▸ WORK INSTRUCTIONS
Using the data beneath, show every line that includes the word "yourlogo".

▸ INPUT MATERIAL

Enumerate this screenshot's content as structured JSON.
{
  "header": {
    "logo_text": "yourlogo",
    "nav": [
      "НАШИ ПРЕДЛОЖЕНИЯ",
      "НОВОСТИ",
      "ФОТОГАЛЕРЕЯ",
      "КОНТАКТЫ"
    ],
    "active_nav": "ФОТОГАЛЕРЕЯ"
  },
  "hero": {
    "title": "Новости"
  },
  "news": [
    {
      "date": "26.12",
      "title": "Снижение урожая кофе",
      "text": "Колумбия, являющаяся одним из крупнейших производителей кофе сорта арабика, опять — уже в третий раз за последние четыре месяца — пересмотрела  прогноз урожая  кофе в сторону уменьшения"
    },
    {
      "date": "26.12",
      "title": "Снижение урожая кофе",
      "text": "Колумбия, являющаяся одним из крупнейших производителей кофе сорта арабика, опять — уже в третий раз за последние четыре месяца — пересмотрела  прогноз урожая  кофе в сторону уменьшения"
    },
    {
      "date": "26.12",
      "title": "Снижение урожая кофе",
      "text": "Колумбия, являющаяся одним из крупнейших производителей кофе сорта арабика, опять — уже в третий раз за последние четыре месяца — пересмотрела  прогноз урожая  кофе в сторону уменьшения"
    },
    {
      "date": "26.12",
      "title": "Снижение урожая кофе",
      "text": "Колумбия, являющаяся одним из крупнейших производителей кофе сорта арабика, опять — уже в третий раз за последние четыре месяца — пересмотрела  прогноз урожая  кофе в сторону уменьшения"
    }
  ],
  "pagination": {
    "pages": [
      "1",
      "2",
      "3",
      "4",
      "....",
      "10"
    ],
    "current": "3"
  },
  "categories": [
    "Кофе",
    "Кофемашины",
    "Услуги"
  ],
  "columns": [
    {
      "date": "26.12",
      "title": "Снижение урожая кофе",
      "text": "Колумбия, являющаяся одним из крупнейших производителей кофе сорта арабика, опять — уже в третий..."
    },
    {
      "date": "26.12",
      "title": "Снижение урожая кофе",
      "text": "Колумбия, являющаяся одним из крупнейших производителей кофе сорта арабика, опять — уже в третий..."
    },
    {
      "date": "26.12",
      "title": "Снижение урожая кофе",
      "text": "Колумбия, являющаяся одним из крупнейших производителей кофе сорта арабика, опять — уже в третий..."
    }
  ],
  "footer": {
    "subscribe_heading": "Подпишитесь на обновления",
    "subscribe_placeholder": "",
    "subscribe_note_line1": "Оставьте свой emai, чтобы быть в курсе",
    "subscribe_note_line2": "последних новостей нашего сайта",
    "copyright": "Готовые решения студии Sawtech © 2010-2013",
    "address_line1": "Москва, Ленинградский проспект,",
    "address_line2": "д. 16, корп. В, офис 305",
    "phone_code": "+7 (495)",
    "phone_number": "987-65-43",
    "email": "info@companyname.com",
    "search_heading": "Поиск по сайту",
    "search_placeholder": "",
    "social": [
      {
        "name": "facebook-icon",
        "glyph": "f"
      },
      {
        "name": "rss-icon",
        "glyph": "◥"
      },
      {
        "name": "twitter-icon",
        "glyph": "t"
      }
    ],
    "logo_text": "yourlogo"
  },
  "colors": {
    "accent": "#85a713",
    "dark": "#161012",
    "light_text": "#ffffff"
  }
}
--
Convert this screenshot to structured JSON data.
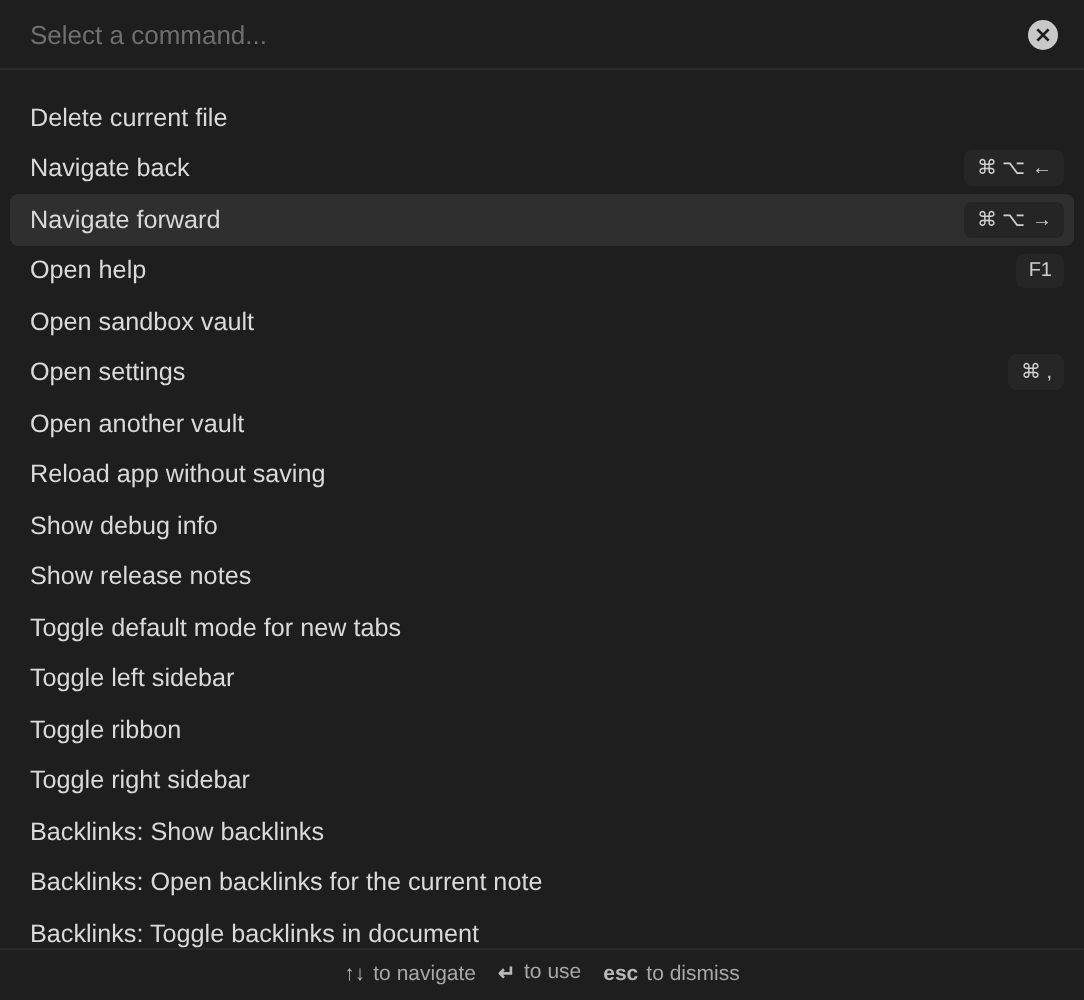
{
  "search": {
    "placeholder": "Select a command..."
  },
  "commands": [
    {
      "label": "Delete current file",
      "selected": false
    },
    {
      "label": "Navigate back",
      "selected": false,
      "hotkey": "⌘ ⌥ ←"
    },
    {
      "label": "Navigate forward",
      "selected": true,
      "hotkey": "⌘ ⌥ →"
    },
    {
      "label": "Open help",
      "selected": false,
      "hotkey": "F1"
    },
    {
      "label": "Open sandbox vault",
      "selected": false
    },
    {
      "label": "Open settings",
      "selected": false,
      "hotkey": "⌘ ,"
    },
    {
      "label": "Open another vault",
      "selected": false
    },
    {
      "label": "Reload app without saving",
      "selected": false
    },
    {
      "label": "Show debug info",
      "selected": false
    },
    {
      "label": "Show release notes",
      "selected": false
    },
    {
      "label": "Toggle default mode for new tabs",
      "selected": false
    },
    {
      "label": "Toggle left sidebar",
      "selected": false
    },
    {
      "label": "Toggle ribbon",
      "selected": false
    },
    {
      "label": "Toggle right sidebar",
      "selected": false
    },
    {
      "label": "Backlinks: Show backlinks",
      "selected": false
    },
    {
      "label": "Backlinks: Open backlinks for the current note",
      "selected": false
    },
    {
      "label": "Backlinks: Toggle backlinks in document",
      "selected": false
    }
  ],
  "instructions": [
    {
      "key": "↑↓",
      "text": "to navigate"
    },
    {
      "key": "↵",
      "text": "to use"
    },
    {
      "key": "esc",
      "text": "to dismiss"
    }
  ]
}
--
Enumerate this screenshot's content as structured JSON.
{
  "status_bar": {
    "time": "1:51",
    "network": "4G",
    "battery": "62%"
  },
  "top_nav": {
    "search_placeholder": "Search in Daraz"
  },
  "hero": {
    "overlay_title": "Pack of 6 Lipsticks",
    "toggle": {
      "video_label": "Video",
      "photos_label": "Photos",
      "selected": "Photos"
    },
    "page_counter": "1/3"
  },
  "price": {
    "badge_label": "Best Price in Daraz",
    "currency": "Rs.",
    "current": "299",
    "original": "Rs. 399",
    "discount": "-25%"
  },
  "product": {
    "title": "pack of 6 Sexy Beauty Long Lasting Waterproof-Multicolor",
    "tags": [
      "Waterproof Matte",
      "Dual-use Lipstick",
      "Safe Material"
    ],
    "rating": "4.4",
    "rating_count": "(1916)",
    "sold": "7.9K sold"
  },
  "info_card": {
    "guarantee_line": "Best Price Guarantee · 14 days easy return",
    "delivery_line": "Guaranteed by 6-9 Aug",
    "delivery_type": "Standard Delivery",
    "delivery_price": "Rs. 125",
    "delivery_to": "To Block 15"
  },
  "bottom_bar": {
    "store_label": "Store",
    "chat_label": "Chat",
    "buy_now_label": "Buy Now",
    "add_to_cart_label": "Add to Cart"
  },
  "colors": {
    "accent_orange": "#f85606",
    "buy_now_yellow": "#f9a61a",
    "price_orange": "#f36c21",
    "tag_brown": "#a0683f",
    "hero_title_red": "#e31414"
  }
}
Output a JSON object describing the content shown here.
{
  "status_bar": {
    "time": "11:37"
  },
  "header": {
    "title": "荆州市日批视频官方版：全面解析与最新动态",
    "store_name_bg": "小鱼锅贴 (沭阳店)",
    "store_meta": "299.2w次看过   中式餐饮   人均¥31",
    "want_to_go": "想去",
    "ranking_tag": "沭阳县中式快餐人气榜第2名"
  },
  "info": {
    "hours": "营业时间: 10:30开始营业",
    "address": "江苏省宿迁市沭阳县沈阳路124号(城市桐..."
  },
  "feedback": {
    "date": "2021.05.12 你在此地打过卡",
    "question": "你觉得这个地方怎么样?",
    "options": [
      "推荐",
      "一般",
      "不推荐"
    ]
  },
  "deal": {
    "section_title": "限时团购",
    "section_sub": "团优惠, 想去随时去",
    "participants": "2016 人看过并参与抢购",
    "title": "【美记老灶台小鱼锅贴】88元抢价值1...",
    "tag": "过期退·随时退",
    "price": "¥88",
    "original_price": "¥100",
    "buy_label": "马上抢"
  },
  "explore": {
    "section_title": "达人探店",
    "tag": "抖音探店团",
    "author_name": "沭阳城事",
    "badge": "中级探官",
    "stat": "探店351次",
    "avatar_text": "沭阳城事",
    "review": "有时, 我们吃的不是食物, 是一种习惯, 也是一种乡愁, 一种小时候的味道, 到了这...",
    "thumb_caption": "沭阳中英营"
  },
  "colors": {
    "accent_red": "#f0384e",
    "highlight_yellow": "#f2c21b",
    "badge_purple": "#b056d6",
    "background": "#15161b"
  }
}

▸ SOLVED PROBLEM
    "logo_text": "yourlogo",
    "logo_text": "yourlogo"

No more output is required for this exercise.